### SET EXERCISE
Print the entries below in their entirety, exactly as they are written.

### ITEMS
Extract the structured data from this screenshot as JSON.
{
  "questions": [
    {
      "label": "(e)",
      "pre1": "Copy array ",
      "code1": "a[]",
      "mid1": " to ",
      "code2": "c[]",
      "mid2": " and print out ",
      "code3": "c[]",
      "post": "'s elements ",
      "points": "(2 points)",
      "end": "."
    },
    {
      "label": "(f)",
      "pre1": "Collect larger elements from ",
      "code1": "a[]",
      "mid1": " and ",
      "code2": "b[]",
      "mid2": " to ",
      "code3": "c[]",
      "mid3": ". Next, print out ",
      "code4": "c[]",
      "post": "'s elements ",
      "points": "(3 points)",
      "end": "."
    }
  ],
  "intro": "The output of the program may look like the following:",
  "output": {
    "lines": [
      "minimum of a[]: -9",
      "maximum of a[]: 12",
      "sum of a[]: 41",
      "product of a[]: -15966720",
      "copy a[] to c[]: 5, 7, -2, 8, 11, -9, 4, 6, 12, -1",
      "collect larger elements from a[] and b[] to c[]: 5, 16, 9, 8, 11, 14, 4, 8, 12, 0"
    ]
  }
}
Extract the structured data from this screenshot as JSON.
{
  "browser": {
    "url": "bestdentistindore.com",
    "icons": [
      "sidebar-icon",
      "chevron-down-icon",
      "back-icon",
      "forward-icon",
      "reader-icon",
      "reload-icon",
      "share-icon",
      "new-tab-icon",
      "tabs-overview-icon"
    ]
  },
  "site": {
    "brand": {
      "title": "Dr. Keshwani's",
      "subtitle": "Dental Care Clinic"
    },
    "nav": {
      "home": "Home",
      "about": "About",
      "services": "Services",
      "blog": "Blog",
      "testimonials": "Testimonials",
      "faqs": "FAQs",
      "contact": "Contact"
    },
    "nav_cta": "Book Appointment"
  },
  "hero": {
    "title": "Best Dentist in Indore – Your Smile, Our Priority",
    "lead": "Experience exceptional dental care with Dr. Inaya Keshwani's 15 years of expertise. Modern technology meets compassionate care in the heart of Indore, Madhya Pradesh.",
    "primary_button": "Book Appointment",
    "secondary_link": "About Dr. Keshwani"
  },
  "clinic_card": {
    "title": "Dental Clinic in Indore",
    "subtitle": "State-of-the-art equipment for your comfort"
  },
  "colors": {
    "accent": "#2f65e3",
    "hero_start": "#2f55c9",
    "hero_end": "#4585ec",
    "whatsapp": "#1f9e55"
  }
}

### FINISHED ANSWER
Extract the structured data from this screenshot as JSON.
{
  "questions": [
    {
      "label": "(e)",
      "pre1": "Copy array ",
      "code1": "a[]",
      "mid1": " to ",
      "code2": "c[]",
      "mid2": " and print out ",
      "code3": "c[]",
      "post": "'s elements ",
      "points": "(2 points)",
      "end": "."
    },
    {
      "label": "(f)",
      "pre1": "Collect larger elements from ",
      "code1": "a[]",
      "mid1": " and ",
      "code2": "b[]",
      "mid2": " to ",
      "code3": "c[]",
      "mid3": ". Next, print out ",
      "code4": "c[]",
      "post": "'s elements ",
      "points": "(3 points)",
      "end": "."
    }
  ],
  "intro": "The output of the program may look like the following:",
  "output": {
    "lines": [
      "minimum of a[]: -9",
      "maximum of a[]: 12",
      "sum of a[]: 41",
      "product of a[]: -15966720",
      "copy a[] to c[]: 5, 7, -2, 8, 11, -9, 4, 6, 12, -1",
      "collect larger elements from a[] and b[] to c[]: 5, 16, 9, 8, 11, 14, 4, 8, 12, 0"
    ]
  }
}
Extract the structured data from this screenshot as JSON.
{
  "browser": {
    "url": "bestdentistindore.com",
    "icons": [
      "sidebar-icon",
      "chevron-down-icon",
      "back-icon",
      "forward-icon",
      "reader-icon",
      "reload-icon",
      "share-icon",
      "new-tab-icon",
      "tabs-overview-icon"
    ]
  },
  "site": {
    "brand": {
      "title": "Dr. Keshwani's",
      "subtitle": "Dental Care Clinic"
    },
    "nav": {
      "home": "Home",
      "about": "About",
      "services": "Services",
      "blog": "Blog",
      "testimonials": "Testimonials",
      "faqs": "FAQs",
      "contact": "Contact"
    },
    "nav_cta": "Book Appointment"
  },
  "hero": {
    "title": "Best Dentist in Indore – Your Smile, Our Priority",
    "lead": "Experience exceptional dental care with Dr. Inaya Keshwani's 15 years of expertise. Modern technology meets compassionate care in the heart of Indore, Madhya Pradesh.",
    "primary_button": "Book Appointment",
    "secondary_link": "About Dr. Keshwani"
  },
  "clinic_card": {
    "title": "Dental Clinic in Indore",
    "subtitle": "State-of-the-art equipment for your comfort"
  },
  "colors": {
    "accent": "#2f65e3",
    "hero_start": "#2f55c9",
    "hero_end": "#4585ec",
    "whatsapp": "#1f9e55"
  }
}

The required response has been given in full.